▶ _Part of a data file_

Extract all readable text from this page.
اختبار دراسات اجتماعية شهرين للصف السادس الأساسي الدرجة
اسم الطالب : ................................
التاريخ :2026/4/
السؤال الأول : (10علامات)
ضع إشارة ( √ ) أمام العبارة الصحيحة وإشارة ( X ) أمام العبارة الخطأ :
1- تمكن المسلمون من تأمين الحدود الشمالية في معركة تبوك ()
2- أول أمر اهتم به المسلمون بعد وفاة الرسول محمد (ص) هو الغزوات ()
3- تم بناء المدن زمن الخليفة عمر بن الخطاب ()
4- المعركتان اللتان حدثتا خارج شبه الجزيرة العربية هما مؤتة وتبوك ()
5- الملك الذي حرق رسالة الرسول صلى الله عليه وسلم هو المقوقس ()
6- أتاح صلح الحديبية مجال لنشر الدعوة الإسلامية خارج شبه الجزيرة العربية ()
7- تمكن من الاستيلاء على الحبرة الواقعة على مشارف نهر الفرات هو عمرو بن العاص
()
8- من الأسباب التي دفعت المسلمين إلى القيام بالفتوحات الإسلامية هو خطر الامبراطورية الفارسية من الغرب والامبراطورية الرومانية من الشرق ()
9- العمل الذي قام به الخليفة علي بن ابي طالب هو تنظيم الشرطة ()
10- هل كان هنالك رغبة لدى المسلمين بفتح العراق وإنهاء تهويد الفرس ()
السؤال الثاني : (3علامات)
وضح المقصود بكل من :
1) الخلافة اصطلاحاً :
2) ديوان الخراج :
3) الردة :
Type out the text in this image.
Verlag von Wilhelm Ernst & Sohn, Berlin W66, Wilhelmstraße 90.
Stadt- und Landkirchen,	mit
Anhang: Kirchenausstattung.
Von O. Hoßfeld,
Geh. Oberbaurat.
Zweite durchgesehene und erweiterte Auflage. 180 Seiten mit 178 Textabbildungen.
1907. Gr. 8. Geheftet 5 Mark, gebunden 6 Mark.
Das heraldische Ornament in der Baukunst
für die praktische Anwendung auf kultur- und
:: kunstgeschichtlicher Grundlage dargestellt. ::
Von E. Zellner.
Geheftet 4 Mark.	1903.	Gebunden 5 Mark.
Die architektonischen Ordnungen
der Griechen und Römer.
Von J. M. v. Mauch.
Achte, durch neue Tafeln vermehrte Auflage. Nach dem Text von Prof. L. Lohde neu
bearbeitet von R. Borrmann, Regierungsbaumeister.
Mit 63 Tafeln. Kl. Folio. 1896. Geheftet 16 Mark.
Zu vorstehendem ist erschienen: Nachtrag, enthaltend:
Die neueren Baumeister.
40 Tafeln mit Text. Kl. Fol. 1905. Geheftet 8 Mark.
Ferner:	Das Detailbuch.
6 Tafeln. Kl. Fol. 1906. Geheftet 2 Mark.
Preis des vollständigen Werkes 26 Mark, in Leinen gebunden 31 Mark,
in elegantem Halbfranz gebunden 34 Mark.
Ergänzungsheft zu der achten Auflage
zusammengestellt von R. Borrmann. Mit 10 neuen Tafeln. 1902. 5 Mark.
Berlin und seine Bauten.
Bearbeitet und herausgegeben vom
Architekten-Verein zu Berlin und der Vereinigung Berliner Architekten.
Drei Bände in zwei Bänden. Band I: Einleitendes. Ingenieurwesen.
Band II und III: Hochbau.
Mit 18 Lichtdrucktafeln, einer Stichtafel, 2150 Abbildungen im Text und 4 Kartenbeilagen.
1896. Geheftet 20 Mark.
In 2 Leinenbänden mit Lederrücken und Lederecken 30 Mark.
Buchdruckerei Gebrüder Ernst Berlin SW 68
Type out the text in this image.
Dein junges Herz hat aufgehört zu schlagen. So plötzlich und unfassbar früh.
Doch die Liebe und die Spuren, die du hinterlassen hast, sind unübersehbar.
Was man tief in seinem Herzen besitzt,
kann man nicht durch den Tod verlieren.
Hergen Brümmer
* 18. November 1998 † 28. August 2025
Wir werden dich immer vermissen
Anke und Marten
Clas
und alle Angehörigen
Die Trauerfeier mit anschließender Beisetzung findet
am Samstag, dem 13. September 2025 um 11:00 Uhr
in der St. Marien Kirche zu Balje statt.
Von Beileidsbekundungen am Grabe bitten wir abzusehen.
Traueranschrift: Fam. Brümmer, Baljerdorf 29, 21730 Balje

▶ _WHAT TO WORK ON_
Consider the entries above and return each line with the string "الخليفة".

▶ _ANSWER TO THE PROBLEM_
3- تم بناء المدن زمن الخليفة عمر بن الخطاب ()
9- العمل الذي قام به الخليفة علي بن ابي طالب هو تنظيم الشرطة ()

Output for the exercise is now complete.